> [THE INPUT]:

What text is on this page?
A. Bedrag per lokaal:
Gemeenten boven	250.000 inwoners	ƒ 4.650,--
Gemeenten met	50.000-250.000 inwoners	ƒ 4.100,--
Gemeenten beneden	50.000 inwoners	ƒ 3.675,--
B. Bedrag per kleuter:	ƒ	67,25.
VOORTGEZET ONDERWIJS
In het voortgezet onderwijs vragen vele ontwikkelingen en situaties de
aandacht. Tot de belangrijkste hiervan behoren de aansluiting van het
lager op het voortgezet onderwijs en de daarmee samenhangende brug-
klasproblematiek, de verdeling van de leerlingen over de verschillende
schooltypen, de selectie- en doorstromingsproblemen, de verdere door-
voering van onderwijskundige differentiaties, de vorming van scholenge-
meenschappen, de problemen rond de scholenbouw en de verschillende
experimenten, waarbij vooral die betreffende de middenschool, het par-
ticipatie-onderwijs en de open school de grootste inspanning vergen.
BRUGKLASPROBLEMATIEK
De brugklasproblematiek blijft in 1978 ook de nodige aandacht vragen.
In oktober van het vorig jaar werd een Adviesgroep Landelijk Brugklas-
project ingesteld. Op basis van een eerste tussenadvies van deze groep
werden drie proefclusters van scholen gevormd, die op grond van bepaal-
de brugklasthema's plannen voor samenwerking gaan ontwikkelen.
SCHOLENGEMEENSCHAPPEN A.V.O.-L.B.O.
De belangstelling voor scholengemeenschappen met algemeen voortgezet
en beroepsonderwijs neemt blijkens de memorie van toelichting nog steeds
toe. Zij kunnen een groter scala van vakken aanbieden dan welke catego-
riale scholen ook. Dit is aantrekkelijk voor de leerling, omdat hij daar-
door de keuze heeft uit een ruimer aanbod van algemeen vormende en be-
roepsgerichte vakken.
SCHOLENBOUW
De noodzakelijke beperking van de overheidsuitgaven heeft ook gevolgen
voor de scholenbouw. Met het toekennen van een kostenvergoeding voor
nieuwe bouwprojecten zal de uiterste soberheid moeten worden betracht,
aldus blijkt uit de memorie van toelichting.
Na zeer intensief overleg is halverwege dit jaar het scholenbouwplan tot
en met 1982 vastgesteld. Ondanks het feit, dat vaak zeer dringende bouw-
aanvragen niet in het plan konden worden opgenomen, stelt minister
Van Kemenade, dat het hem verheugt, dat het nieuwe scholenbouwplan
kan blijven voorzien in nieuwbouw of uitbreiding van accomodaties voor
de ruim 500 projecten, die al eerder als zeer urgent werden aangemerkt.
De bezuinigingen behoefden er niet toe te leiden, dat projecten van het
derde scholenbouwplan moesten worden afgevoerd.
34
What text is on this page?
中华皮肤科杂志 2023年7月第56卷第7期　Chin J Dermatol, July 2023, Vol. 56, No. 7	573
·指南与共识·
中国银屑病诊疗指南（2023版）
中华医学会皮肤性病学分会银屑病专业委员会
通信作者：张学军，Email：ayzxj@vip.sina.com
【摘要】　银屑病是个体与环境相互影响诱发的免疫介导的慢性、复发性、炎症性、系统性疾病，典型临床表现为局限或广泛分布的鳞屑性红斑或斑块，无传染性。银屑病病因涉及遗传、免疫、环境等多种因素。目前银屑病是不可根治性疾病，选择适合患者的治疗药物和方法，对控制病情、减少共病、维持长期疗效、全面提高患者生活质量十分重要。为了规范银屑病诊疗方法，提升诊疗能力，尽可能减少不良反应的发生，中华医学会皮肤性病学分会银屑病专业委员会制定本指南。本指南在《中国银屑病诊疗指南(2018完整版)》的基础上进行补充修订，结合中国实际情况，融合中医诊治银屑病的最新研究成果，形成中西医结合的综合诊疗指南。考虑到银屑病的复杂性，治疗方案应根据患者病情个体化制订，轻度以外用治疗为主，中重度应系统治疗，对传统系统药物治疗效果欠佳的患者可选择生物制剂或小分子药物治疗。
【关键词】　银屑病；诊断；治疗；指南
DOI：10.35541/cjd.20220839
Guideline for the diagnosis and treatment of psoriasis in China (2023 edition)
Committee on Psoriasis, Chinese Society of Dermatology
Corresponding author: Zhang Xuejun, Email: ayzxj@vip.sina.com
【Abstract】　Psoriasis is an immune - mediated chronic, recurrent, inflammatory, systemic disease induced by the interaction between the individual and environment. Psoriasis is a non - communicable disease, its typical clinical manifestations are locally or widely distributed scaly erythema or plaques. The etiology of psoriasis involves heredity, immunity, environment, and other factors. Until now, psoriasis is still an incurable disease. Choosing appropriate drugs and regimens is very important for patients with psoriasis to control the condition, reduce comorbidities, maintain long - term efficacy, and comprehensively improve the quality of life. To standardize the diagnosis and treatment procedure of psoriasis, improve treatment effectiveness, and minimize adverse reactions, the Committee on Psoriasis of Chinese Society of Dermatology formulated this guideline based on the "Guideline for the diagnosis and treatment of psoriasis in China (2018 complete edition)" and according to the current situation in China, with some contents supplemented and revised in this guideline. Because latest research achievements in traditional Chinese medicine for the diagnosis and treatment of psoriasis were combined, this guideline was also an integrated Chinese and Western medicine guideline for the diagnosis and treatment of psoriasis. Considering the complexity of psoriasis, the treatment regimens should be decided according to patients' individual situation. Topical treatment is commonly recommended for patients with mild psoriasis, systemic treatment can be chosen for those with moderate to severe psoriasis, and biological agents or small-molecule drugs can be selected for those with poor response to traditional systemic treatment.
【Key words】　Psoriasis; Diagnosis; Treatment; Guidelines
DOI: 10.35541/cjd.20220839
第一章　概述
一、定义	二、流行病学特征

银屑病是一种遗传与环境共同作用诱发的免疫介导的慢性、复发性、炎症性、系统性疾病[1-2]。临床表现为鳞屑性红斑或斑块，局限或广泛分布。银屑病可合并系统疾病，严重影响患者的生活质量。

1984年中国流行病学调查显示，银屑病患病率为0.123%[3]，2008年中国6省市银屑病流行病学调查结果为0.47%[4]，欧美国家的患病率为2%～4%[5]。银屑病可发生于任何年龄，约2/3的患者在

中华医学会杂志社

> [TASK OBJECTIVE]:
Keep every word the same and copy out all of the entries.

> [RESPONSE BOX]:
What text is on this page?
A. Bedrag per lokaal:
Gemeenten boven	250.000 inwoners	ƒ 4.650,--
Gemeenten met	50.000-250.000 inwoners	ƒ 4.100,--
Gemeenten beneden	50.000 inwoners	ƒ 3.675,--
B. Bedrag per kleuter:	ƒ	67,25.
VOORTGEZET ONDERWIJS
In het voortgezet onderwijs vragen vele ontwikkelingen en situaties de
aandacht. Tot de belangrijkste hiervan behoren de aansluiting van het
lager op het voortgezet onderwijs en de daarmee samenhangende brug-
klasproblematiek, de verdeling van de leerlingen over de verschillende
schooltypen, de selectie- en doorstromingsproblemen, de verdere door-
voering van onderwijskundige differentiaties, de vorming van scholenge-
meenschappen, de problemen rond de scholenbouw en de verschillende
experimenten, waarbij vooral die betreffende de middenschool, het par-
ticipatie-onderwijs en de open school de grootste inspanning vergen.
BRUGKLASPROBLEMATIEK
De brugklasproblematiek blijft in 1978 ook de nodige aandacht vragen.
In oktober van het vorig jaar werd een Adviesgroep Landelijk Brugklas-
project ingesteld. Op basis van een eerste tussenadvies van deze groep
werden drie proefclusters van scholen gevormd, die op grond van bepaal-
de brugklasthema's plannen voor samenwerking gaan ontwikkelen.
SCHOLENGEMEENSCHAPPEN A.V.O.-L.B.O.
De belangstelling voor scholengemeenschappen met algemeen voortgezet
en beroepsonderwijs neemt blijkens de memorie van toelichting nog steeds
toe. Zij kunnen een groter scala van vakken aanbieden dan welke catego-
riale scholen ook. Dit is aantrekkelijk voor de leerling, omdat hij daar-
door de keuze heeft uit een ruimer aanbod van algemeen vormende en be-
roepsgerichte vakken.
SCHOLENBOUW
De noodzakelijke beperking van de overheidsuitgaven heeft ook gevolgen
voor de scholenbouw. Met het toekennen van een kostenvergoeding voor
nieuwe bouwprojecten zal de uiterste soberheid moeten worden betracht,
aldus blijkt uit de memorie van toelichting.
Na zeer intensief overleg is halverwege dit jaar het scholenbouwplan tot
en met 1982 vastgesteld. Ondanks het feit, dat vaak zeer dringende bouw-
aanvragen niet in het plan konden worden opgenomen, stelt minister
Van Kemenade, dat het hem verheugt, dat het nieuwe scholenbouwplan
kan blijven voorzien in nieuwbouw of uitbreiding van accomodaties voor
de ruim 500 projecten, die al eerder als zeer urgent werden aangemerkt.
De bezuinigingen behoefden er niet toe te leiden, dat projecten van het
derde scholenbouwplan moesten worden afgevoerd.
34
What text is on this page?
中华皮肤科杂志 2023年7月第56卷第7期　Chin J Dermatol, July 2023, Vol. 56, No. 7	573
·指南与共识·
中国银屑病诊疗指南（2023版）
中华医学会皮肤性病学分会银屑病专业委员会
通信作者：张学军，Email：ayzxj@vip.sina.com
【摘要】　银屑病是个体与环境相互影响诱发的免疫介导的慢性、复发性、炎症性、系统性疾病，典型临床表现为局限或广泛分布的鳞屑性红斑或斑块，无传染性。银屑病病因涉及遗传、免疫、环境等多种因素。目前银屑病是不可根治性疾病，选择适合患者的治疗药物和方法，对控制病情、减少共病、维持长期疗效、全面提高患者生活质量十分重要。为了规范银屑病诊疗方法，提升诊疗能力，尽可能减少不良反应的发生，中华医学会皮肤性病学分会银屑病专业委员会制定本指南。本指南在《中国银屑病诊疗指南(2018完整版)》的基础上进行补充修订，结合中国实际情况，融合中医诊治银屑病的最新研究成果，形成中西医结合的综合诊疗指南。考虑到银屑病的复杂性，治疗方案应根据患者病情个体化制订，轻度以外用治疗为主，中重度应系统治疗，对传统系统药物治疗效果欠佳的患者可选择生物制剂或小分子药物治疗。
【关键词】　银屑病；诊断；治疗；指南
DOI：10.35541/cjd.20220839
Guideline for the diagnosis and treatment of psoriasis in China (2023 edition)
Committee on Psoriasis, Chinese Society of Dermatology
Corresponding author: Zhang Xuejun, Email: ayzxj@vip.sina.com
【Abstract】　Psoriasis is an immune - mediated chronic, recurrent, inflammatory, systemic disease induced by the interaction between the individual and environment. Psoriasis is a non - communicable disease, its typical clinical manifestations are locally or widely distributed scaly erythema or plaques. The etiology of psoriasis involves heredity, immunity, environment, and other factors. Until now, psoriasis is still an incurable disease. Choosing appropriate drugs and regimens is very important for patients with psoriasis to control the condition, reduce comorbidities, maintain long - term efficacy, and comprehensively improve the quality of life. To standardize the diagnosis and treatment procedure of psoriasis, improve treatment effectiveness, and minimize adverse reactions, the Committee on Psoriasis of Chinese Society of Dermatology formulated this guideline based on the "Guideline for the diagnosis and treatment of psoriasis in China (2018 complete edition)" and according to the current situation in China, with some contents supplemented and revised in this guideline. Because latest research achievements in traditional Chinese medicine for the diagnosis and treatment of psoriasis were combined, this guideline was also an integrated Chinese and Western medicine guideline for the diagnosis and treatment of psoriasis. Considering the complexity of psoriasis, the treatment regimens should be decided according to patients' individual situation. Topical treatment is commonly recommended for patients with mild psoriasis, systemic treatment can be chosen for those with moderate to severe psoriasis, and biological agents or small-molecule drugs can be selected for those with poor response to traditional systemic treatment.
【Key words】　Psoriasis; Diagnosis; Treatment; Guidelines
DOI: 10.35541/cjd.20220839
第一章　概述
一、定义	二、流行病学特征

银屑病是一种遗传与环境共同作用诱发的免疫介导的慢性、复发性、炎症性、系统性疾病[1-2]。临床表现为鳞屑性红斑或斑块，局限或广泛分布。银屑病可合并系统疾病，严重影响患者的生活质量。

1984年中国流行病学调查显示，银屑病患病率为0.123%[3]，2008年中国6省市银屑病流行病学调查结果为0.47%[4]，欧美国家的患病率为2%～4%[5]。银屑病可发生于任何年龄，约2/3的患者在

中华医学会杂志社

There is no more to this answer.